Goal> Here are some records. Copy each one exactly.

Source records>

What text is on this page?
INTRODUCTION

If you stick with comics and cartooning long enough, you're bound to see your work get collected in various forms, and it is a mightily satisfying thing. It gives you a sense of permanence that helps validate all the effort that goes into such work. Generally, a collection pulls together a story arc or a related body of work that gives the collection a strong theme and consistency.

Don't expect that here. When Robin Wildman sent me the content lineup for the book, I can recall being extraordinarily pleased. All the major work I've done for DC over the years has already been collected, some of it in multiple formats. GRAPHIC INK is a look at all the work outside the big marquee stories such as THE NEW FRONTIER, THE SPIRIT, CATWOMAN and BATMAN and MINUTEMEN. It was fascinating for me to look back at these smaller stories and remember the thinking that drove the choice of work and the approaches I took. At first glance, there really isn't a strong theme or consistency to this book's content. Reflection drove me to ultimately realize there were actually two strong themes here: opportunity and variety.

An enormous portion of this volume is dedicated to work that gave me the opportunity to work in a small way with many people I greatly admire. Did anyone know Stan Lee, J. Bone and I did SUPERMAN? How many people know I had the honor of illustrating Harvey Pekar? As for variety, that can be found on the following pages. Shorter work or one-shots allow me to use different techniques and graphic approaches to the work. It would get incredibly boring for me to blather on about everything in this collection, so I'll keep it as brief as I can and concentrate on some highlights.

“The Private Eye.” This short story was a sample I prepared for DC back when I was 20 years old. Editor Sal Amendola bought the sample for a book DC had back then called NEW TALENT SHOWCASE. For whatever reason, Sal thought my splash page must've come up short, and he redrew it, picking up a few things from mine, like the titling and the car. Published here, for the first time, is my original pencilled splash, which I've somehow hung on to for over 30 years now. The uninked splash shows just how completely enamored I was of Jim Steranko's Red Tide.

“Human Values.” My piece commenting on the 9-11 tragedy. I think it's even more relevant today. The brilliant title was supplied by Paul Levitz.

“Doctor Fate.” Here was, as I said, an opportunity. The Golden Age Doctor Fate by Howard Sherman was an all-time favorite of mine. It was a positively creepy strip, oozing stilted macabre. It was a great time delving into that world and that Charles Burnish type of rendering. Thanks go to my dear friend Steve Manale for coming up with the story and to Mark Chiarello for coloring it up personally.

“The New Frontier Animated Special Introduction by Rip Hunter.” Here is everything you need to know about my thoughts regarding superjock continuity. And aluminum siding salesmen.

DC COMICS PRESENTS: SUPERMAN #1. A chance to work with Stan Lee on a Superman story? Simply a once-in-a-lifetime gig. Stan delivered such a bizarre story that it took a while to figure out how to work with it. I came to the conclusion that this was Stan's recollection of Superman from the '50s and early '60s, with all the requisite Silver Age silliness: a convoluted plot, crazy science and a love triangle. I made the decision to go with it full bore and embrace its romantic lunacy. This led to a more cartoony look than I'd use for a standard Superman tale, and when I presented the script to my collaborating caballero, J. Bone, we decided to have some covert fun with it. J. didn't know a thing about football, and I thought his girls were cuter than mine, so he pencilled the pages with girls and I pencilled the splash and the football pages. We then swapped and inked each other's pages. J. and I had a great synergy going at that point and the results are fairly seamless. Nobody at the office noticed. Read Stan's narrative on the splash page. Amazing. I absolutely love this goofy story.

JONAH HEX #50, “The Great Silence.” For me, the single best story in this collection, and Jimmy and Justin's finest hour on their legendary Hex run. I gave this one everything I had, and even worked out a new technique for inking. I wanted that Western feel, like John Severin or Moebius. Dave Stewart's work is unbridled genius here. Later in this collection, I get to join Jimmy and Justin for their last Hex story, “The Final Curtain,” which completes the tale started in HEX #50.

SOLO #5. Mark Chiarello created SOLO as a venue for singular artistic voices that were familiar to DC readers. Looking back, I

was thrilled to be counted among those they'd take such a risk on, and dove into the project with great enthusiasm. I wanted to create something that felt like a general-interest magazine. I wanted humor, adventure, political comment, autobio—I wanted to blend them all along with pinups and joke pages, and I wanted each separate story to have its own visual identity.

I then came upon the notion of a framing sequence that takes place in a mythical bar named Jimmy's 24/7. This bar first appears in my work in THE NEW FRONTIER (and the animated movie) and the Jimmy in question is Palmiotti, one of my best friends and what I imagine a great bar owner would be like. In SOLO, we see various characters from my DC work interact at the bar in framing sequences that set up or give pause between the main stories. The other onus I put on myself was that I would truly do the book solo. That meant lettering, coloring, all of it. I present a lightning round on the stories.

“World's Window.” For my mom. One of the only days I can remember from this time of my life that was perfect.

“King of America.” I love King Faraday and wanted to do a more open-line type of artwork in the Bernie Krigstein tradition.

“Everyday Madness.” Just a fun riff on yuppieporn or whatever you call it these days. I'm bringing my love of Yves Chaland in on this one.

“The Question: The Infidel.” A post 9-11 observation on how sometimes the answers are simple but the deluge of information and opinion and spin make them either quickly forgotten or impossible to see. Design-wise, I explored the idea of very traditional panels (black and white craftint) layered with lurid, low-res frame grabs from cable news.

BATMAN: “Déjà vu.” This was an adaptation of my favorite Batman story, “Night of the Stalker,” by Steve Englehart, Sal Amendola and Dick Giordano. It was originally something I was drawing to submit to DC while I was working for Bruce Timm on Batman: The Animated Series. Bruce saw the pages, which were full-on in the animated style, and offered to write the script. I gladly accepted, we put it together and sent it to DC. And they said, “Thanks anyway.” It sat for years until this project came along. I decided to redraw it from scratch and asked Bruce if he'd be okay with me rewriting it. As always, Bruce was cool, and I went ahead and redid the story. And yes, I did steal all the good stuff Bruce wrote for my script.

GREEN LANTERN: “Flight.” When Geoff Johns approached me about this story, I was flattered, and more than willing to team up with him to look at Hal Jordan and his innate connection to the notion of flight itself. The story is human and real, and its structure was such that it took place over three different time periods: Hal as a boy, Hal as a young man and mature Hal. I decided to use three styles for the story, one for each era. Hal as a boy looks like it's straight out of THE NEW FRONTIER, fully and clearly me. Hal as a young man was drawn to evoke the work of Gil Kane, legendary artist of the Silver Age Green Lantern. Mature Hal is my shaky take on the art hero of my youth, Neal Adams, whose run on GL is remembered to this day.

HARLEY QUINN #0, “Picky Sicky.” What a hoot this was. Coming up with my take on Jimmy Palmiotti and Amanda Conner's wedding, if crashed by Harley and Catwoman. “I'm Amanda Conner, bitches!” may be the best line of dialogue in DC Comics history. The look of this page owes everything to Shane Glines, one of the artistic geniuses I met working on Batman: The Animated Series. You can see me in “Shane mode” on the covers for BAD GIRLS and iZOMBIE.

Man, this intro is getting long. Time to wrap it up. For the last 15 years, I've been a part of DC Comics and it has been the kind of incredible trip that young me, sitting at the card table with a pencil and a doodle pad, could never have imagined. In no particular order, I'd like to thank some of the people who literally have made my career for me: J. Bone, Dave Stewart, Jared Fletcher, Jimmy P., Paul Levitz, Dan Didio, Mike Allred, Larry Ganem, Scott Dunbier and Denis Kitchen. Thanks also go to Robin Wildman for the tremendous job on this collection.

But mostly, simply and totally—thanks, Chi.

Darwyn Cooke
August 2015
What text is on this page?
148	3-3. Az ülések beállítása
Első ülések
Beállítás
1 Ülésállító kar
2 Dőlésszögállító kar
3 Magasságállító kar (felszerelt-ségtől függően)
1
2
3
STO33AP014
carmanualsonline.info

Reply>
What text is on this page?
INTRODUCTION

If you stick with comics and cartooning long enough, you're bound to see your work get collected in various forms, and it is a mightily satisfying thing. It gives you a sense of permanence that helps validate all the effort that goes into such work. Generally, a collection pulls together a story arc or a related body of work that gives the collection a strong theme and consistency.

Don't expect that here. When Robin Wildman sent me the content lineup for the book, I can recall being extraordinarily pleased. All the major work I've done for DC over the years has already been collected, some of it in multiple formats. GRAPHIC INK is a look at all the work outside the big marquee stories such as THE NEW FRONTIER, THE SPIRIT, CATWOMAN and BATMAN and MINUTEMEN. It was fascinating for me to look back at these smaller stories and remember the thinking that drove the choice of work and the approaches I took. At first glance, there really isn't a strong theme or consistency to this book's content. Reflection drove me to ultimately realize there were actually two strong themes here: opportunity and variety.

An enormous portion of this volume is dedicated to work that gave me the opportunity to work in a small way with many people I greatly admire. Did anyone know Stan Lee, J. Bone and I did SUPERMAN? How many people know I had the honor of illustrating Harvey Pekar? As for variety, that can be found on the following pages. Shorter work or one-shots allow me to use different techniques and graphic approaches to the work. It would get incredibly boring for me to blather on about everything in this collection, so I'll keep it as brief as I can and concentrate on some highlights.

“The Private Eye.” This short story was a sample I prepared for DC back when I was 20 years old. Editor Sal Amendola bought the sample for a book DC had back then called NEW TALENT SHOWCASE. For whatever reason, Sal thought my splash page must've come up short, and he redrew it, picking up a few things from mine, like the titling and the car. Published here, for the first time, is my original pencilled splash, which I've somehow hung on to for over 30 years now. The uninked splash shows just how completely enamored I was of Jim Steranko's Red Tide.

“Human Values.” My piece commenting on the 9-11 tragedy. I think it's even more relevant today. The brilliant title was supplied by Paul Levitz.

“Doctor Fate.” Here was, as I said, an opportunity. The Golden Age Doctor Fate by Howard Sherman was an all-time favorite of mine. It was a positively creepy strip, oozing stilted macabre. It was a great time delving into that world and that Charles Burnish type of rendering. Thanks go to my dear friend Steve Manale for coming up with the story and to Mark Chiarello for coloring it up personally.

“The New Frontier Animated Special Introduction by Rip Hunter.” Here is everything you need to know about my thoughts regarding superjock continuity. And aluminum siding salesmen.

DC COMICS PRESENTS: SUPERMAN #1. A chance to work with Stan Lee on a Superman story? Simply a once-in-a-lifetime gig. Stan delivered such a bizarre story that it took a while to figure out how to work with it. I came to the conclusion that this was Stan's recollection of Superman from the '50s and early '60s, with all the requisite Silver Age silliness: a convoluted plot, crazy science and a love triangle. I made the decision to go with it full bore and embrace its romantic lunacy. This led to a more cartoony look than I'd use for a standard Superman tale, and when I presented the script to my collaborating caballero, J. Bone, we decided to have some covert fun with it. J. didn't know a thing about football, and I thought his girls were cuter than mine, so he pencilled the pages with girls and I pencilled the splash and the football pages. We then swapped and inked each other's pages. J. and I had a great synergy going at that point and the results are fairly seamless. Nobody at the office noticed. Read Stan's narrative on the splash page. Amazing. I absolutely love this goofy story.

JONAH HEX #50, “The Great Silence.” For me, the single best story in this collection, and Jimmy and Justin's finest hour on their legendary Hex run. I gave this one everything I had, and even worked out a new technique for inking. I wanted that Western feel, like John Severin or Moebius. Dave Stewart's work is unbridled genius here. Later in this collection, I get to join Jimmy and Justin for their last Hex story, “The Final Curtain,” which completes the tale started in HEX #50.

SOLO #5. Mark Chiarello created SOLO as a venue for singular artistic voices that were familiar to DC readers. Looking back, I

was thrilled to be counted among those they'd take such a risk on, and dove into the project with great enthusiasm. I wanted to create something that felt like a general-interest magazine. I wanted humor, adventure, political comment, autobio—I wanted to blend them all along with pinups and joke pages, and I wanted each separate story to have its own visual identity.

I then came upon the notion of a framing sequence that takes place in a mythical bar named Jimmy's 24/7. This bar first appears in my work in THE NEW FRONTIER (and the animated movie) and the Jimmy in question is Palmiotti, one of my best friends and what I imagine a great bar owner would be like. In SOLO, we see various characters from my DC work interact at the bar in framing sequences that set up or give pause between the main stories. The other onus I put on myself was that I would truly do the book solo. That meant lettering, coloring, all of it. I present a lightning round on the stories.

“World's Window.” For my mom. One of the only days I can remember from this time of my life that was perfect.

“King of America.” I love King Faraday and wanted to do a more open-line type of artwork in the Bernie Krigstein tradition.

“Everyday Madness.” Just a fun riff on yuppieporn or whatever you call it these days. I'm bringing my love of Yves Chaland in on this one.

“The Question: The Infidel.” A post 9-11 observation on how sometimes the answers are simple but the deluge of information and opinion and spin make them either quickly forgotten or impossible to see. Design-wise, I explored the idea of very traditional panels (black and white craftint) layered with lurid, low-res frame grabs from cable news.

BATMAN: “Déjà vu.” This was an adaptation of my favorite Batman story, “Night of the Stalker,” by Steve Englehart, Sal Amendola and Dick Giordano. It was originally something I was drawing to submit to DC while I was working for Bruce Timm on Batman: The Animated Series. Bruce saw the pages, which were full-on in the animated style, and offered to write the script. I gladly accepted, we put it together and sent it to DC. And they said, “Thanks anyway.” It sat for years until this project came along. I decided to redraw it from scratch and asked Bruce if he'd be okay with me rewriting it. As always, Bruce was cool, and I went ahead and redid the story. And yes, I did steal all the good stuff Bruce wrote for my script.

GREEN LANTERN: “Flight.” When Geoff Johns approached me about this story, I was flattered, and more than willing to team up with him to look at Hal Jordan and his innate connection to the notion of flight itself. The story is human and real, and its structure was such that it took place over three different time periods: Hal as a boy, Hal as a young man and mature Hal. I decided to use three styles for the story, one for each era. Hal as a boy looks like it's straight out of THE NEW FRONTIER, fully and clearly me. Hal as a young man was drawn to evoke the work of Gil Kane, legendary artist of the Silver Age Green Lantern. Mature Hal is my shaky take on the art hero of my youth, Neal Adams, whose run on GL is remembered to this day.

HARLEY QUINN #0, “Picky Sicky.” What a hoot this was. Coming up with my take on Jimmy Palmiotti and Amanda Conner's wedding, if crashed by Harley and Catwoman. “I'm Amanda Conner, bitches!” may be the best line of dialogue in DC Comics history. The look of this page owes everything to Shane Glines, one of the artistic geniuses I met working on Batman: The Animated Series. You can see me in “Shane mode” on the covers for BAD GIRLS and iZOMBIE.

Man, this intro is getting long. Time to wrap it up. For the last 15 years, I've been a part of DC Comics and it has been the kind of incredible trip that young me, sitting at the card table with a pencil and a doodle pad, could never have imagined. In no particular order, I'd like to thank some of the people who literally have made my career for me: J. Bone, Dave Stewart, Jared Fletcher, Jimmy P., Paul Levitz, Dan Didio, Mike Allred, Larry Ganem, Scott Dunbier and Denis Kitchen. Thanks also go to Robin Wildman for the tremendous job on this collection.

But mostly, simply and totally—thanks, Chi.

Darwyn Cooke
August 2015
What text is on this page?
148	3-3. Az ülések beállítása
Első ülések
Beállítás
1 Ülésállító kar
2 Dőlésszögállító kar
3 Magasságállító kar (felszerelt-ségtől függően)
1
2
3
STO33AP014
carmanualsonline.info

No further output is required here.